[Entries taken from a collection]
========================
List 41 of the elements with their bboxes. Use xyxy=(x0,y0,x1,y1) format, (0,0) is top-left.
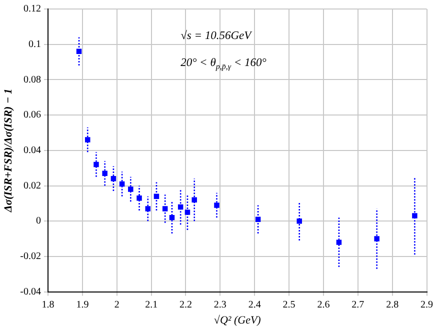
x-tick-label: 2 xyxy=(114,299,120,310)
point xyxy=(184,210,190,215)
x-tick-label: 2.3 xyxy=(214,299,226,310)
x-tick-label: 2.6 xyxy=(317,299,330,310)
y-tick-label: 0.08 xyxy=(24,74,42,86)
x-tick-label: 2.7 xyxy=(352,299,364,310)
x-tick-label: 2.1 xyxy=(145,299,158,310)
y-tick-label: 0.06 xyxy=(24,110,42,121)
annotation: √s = 10.56GeV xyxy=(180,29,254,42)
point xyxy=(255,216,261,222)
point xyxy=(145,206,150,212)
point xyxy=(128,186,134,192)
y-tick-label: -0.04 xyxy=(20,286,42,298)
y-tick-label: -0.02 xyxy=(20,251,42,262)
x-tick-label: 2.4 xyxy=(248,299,261,310)
point xyxy=(110,176,116,182)
x-tick-label: 1.9 xyxy=(76,299,89,310)
point xyxy=(412,213,418,218)
y-tick-label: 0 xyxy=(36,216,42,227)
point xyxy=(102,170,108,176)
x-tick-label: 2.9 xyxy=(420,299,433,310)
point xyxy=(154,194,160,199)
x-tick-label: 2.8 xyxy=(386,299,399,310)
point xyxy=(296,218,302,224)
y-tick-label: 0.1 xyxy=(28,38,42,50)
point xyxy=(336,240,342,245)
y-tick-label: 0.04 xyxy=(24,145,42,156)
point xyxy=(192,197,197,203)
point xyxy=(136,196,142,201)
y-tick-label: 0.02 xyxy=(24,180,42,192)
point xyxy=(162,206,168,212)
y-tick-label: 0.12 xyxy=(24,4,42,15)
x-tick-label: 1.8 xyxy=(42,299,54,310)
y-axis-title: Δσ(ISR+FSR)/Δσ(ISR) − 1 xyxy=(2,88,14,214)
x-tick-label: 2.5 xyxy=(282,299,296,310)
point xyxy=(94,162,99,168)
x-axis-title: √Q² (GeV) xyxy=(214,314,262,326)
x-tick-label: 2.2 xyxy=(179,299,192,310)
point xyxy=(374,236,380,242)
point xyxy=(214,202,220,208)
point xyxy=(85,137,90,142)
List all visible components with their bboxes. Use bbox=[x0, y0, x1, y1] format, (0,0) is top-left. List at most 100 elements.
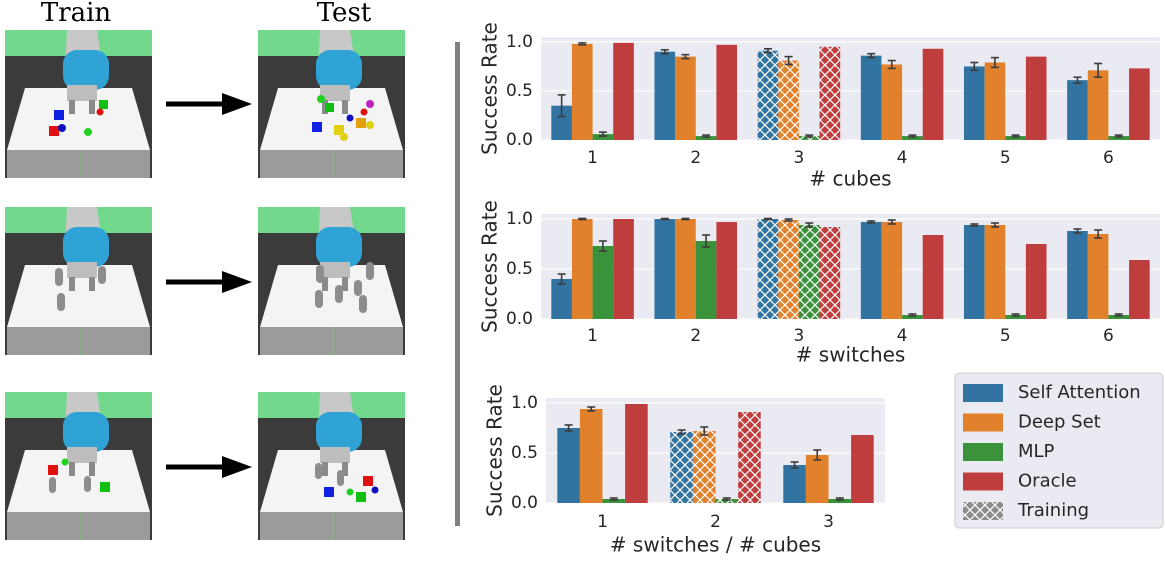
error-bar bbox=[700, 426, 709, 436]
scene-objects bbox=[48, 458, 110, 493]
error-bar bbox=[784, 218, 793, 222]
training-hatch bbox=[757, 50, 779, 140]
bar bbox=[1005, 136, 1026, 140]
y-tick-label: 0.0 bbox=[511, 493, 538, 513]
y-tick-label: 1.0 bbox=[511, 393, 538, 413]
bar bbox=[551, 279, 572, 319]
bar bbox=[675, 219, 696, 319]
bar bbox=[881, 222, 903, 319]
bar bbox=[592, 134, 614, 140]
x-tick-label: 6 bbox=[1103, 326, 1114, 346]
legend-swatch bbox=[963, 413, 1003, 432]
error-bar bbox=[835, 497, 844, 501]
bar bbox=[716, 222, 738, 319]
error-bar bbox=[805, 222, 814, 228]
error-bar bbox=[702, 134, 711, 138]
x-tick-label: 3 bbox=[794, 148, 805, 168]
bar bbox=[860, 55, 882, 141]
bar bbox=[613, 42, 634, 141]
bar-chart: 0.0 0.5 1.0 1 2 3 4 5 6 # switches Success Rate bbox=[478, 200, 1160, 367]
bar bbox=[571, 43, 593, 140]
bar bbox=[1087, 234, 1109, 319]
y-axis-label: Success Rate bbox=[483, 384, 507, 517]
y-tick-label: 0.5 bbox=[506, 81, 533, 101]
error-bar bbox=[587, 406, 596, 412]
training-hatch bbox=[715, 499, 739, 503]
error-bar bbox=[763, 47, 772, 54]
bar bbox=[592, 246, 614, 319]
x-axis-label: # switches / # cubes bbox=[610, 533, 821, 557]
x-tick-label: 6 bbox=[1103, 148, 1114, 168]
error-bar bbox=[598, 131, 607, 137]
bar bbox=[922, 235, 944, 319]
error-bar bbox=[805, 134, 814, 138]
bar bbox=[828, 499, 852, 503]
bar bbox=[984, 225, 1006, 319]
legend-swatch-hatch bbox=[963, 502, 1003, 520]
bar bbox=[579, 409, 603, 503]
bar bbox=[1067, 231, 1088, 319]
legend-swatch bbox=[963, 472, 1003, 491]
scene-image bbox=[4, 206, 153, 356]
bar bbox=[1087, 70, 1109, 140]
error-bar bbox=[1073, 76, 1082, 84]
error-bar bbox=[681, 53, 690, 60]
bar bbox=[881, 64, 903, 140]
error-bar bbox=[578, 42, 587, 46]
bar bbox=[1067, 80, 1088, 140]
bar bbox=[675, 56, 696, 140]
error-bar bbox=[887, 219, 896, 225]
bar bbox=[551, 105, 572, 140]
bar bbox=[716, 44, 738, 140]
bar bbox=[805, 455, 829, 503]
x-tick-label: 2 bbox=[710, 512, 721, 532]
training-hatch bbox=[670, 432, 693, 503]
bar-chart: 0.0 0.5 1.0 1 2 3# switches / # cubes Success … bbox=[483, 384, 885, 557]
training-hatch bbox=[798, 136, 820, 140]
error-bar bbox=[970, 61, 979, 72]
training-hatch bbox=[778, 220, 799, 319]
legend-label: Self Attention bbox=[1018, 382, 1141, 403]
bar bbox=[783, 465, 806, 503]
x-axis-label: # switches bbox=[796, 343, 906, 367]
bar bbox=[654, 219, 676, 319]
scene-objects bbox=[312, 95, 374, 141]
training-hatch bbox=[819, 46, 841, 140]
y-axis-label: Success Rate bbox=[478, 22, 502, 155]
error-bar bbox=[681, 217, 690, 221]
legend-label: Training bbox=[1017, 500, 1089, 521]
train-label: Train bbox=[41, 0, 112, 28]
legend-label: Oracle bbox=[1018, 471, 1077, 492]
bar bbox=[1108, 136, 1130, 140]
bar bbox=[625, 404, 648, 503]
error-bar bbox=[970, 223, 979, 227]
bar bbox=[902, 315, 923, 319]
x-tick-label: 3 bbox=[823, 512, 834, 532]
scene-image bbox=[257, 391, 406, 541]
arrow bbox=[166, 93, 252, 478]
training-hatch bbox=[738, 412, 761, 503]
bar bbox=[963, 66, 985, 140]
legend-swatch bbox=[963, 443, 1003, 461]
error-bar bbox=[813, 449, 822, 461]
x-tick-label: 1 bbox=[587, 326, 598, 346]
y-tick-label: 1.0 bbox=[506, 32, 533, 52]
error-bar bbox=[557, 273, 566, 285]
scene-image bbox=[4, 29, 153, 179]
legend-frame bbox=[954, 372, 1164, 529]
plot-area bbox=[541, 214, 1160, 319]
training-hatch bbox=[819, 227, 841, 319]
error-bar bbox=[1094, 62, 1103, 79]
error-bar bbox=[990, 56, 999, 69]
training-hatch bbox=[798, 225, 820, 319]
training-hatch bbox=[778, 60, 799, 140]
error-bar bbox=[557, 94, 566, 118]
bar bbox=[902, 136, 923, 140]
bar bbox=[1005, 315, 1026, 319]
divider bbox=[455, 42, 460, 526]
y-axis-label: Success Rate bbox=[478, 200, 502, 333]
bar bbox=[1025, 56, 1047, 140]
error-bar bbox=[887, 59, 896, 70]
========================
> INSTRUCTION
Switch "error-bar" to "whisker" in the listing, beginning at the line that has "error-bar bbox=[700, 426, 709, 436]" and stopping after the line that has "bar bbox=[551, 279, 572, 319]". Return only those lines, with nothing else changed.

> RESULT OF THE EXERCISE
whisker bbox=[700, 426, 709, 436]
scene-objects bbox=[48, 458, 110, 493]
whisker bbox=[784, 218, 793, 222]
training-hatch bbox=[757, 50, 779, 140]
bar bbox=[1005, 136, 1026, 140]
y-tick-label: 0.0 bbox=[511, 493, 538, 513]
y-tick-label: 1.0 bbox=[511, 393, 538, 413]
bar bbox=[551, 279, 572, 319]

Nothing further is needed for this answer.